[Stated exercise]: Give only the number of lines below that contain the word "Comienza".

[Input data]:
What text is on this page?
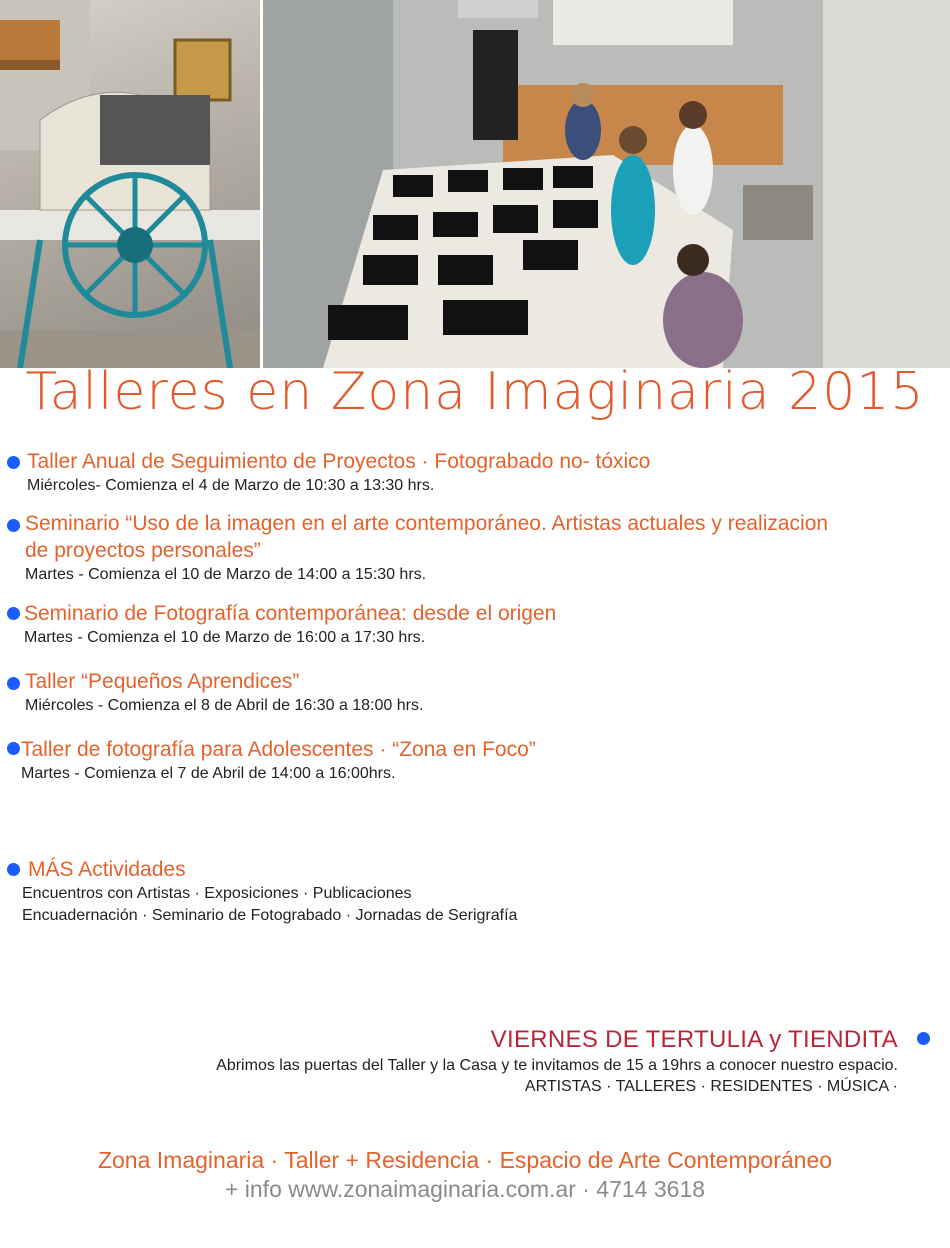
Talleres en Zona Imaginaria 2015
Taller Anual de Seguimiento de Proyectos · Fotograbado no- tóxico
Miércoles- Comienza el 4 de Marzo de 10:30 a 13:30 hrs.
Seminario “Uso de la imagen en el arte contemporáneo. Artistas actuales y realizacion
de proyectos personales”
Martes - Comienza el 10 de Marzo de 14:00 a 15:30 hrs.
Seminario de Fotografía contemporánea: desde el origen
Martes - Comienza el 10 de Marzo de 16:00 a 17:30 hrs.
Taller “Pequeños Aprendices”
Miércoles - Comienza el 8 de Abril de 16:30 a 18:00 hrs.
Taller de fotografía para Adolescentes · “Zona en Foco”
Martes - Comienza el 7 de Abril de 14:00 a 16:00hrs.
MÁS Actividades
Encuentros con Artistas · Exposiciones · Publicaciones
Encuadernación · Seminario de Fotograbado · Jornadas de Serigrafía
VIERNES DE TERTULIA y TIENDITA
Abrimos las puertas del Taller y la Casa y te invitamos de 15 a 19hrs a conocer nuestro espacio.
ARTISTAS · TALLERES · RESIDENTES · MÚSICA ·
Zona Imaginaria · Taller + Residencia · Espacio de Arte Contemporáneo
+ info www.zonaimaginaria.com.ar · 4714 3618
--
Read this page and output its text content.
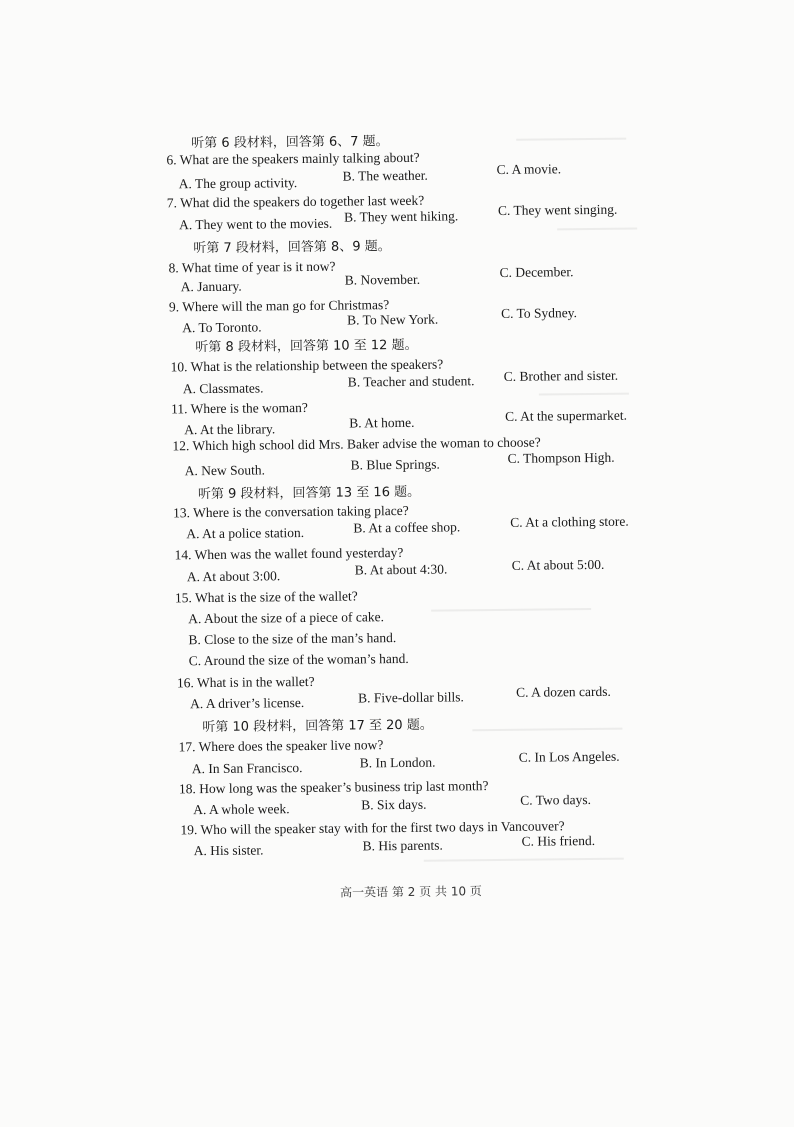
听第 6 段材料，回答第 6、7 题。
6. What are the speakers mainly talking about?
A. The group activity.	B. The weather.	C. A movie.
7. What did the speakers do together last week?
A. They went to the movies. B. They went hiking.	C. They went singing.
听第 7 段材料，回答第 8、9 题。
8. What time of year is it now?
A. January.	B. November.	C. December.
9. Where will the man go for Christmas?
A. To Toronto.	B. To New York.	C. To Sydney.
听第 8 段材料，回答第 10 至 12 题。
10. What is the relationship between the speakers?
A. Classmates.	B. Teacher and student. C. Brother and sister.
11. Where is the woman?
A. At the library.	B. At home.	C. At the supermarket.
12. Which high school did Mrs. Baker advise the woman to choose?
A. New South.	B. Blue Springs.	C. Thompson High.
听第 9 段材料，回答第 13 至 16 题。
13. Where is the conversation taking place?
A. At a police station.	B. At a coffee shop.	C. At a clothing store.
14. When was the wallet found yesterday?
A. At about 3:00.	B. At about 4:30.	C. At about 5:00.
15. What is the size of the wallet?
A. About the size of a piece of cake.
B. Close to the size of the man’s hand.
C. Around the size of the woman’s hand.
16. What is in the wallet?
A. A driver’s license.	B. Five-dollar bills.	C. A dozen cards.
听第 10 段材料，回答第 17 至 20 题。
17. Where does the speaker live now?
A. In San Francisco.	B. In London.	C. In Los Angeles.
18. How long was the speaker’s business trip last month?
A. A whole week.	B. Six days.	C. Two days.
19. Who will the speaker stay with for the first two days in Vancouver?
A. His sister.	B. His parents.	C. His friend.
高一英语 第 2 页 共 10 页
---
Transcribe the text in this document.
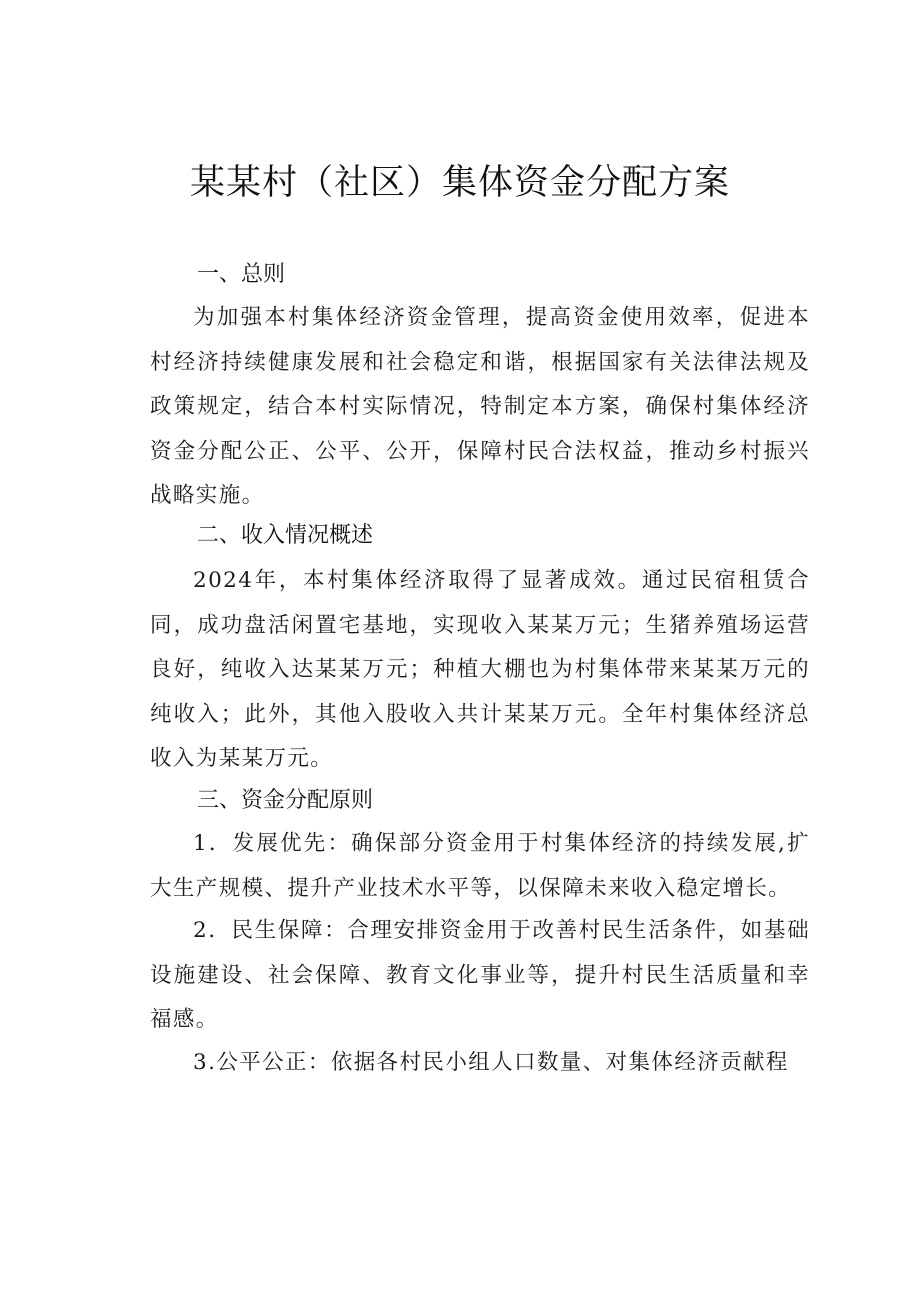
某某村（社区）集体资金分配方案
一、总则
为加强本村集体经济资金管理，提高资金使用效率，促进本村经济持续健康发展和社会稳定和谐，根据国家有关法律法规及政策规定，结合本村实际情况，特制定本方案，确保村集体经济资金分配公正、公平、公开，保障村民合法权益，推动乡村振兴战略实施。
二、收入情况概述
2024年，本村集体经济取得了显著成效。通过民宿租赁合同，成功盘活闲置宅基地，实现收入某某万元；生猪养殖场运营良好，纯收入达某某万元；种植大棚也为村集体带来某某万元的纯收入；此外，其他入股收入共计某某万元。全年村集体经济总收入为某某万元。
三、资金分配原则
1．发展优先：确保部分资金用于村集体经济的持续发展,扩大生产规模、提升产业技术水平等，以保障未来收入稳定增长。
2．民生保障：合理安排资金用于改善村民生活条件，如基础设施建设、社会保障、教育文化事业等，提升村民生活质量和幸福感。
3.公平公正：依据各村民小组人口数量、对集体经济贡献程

[Solution to this task]: 5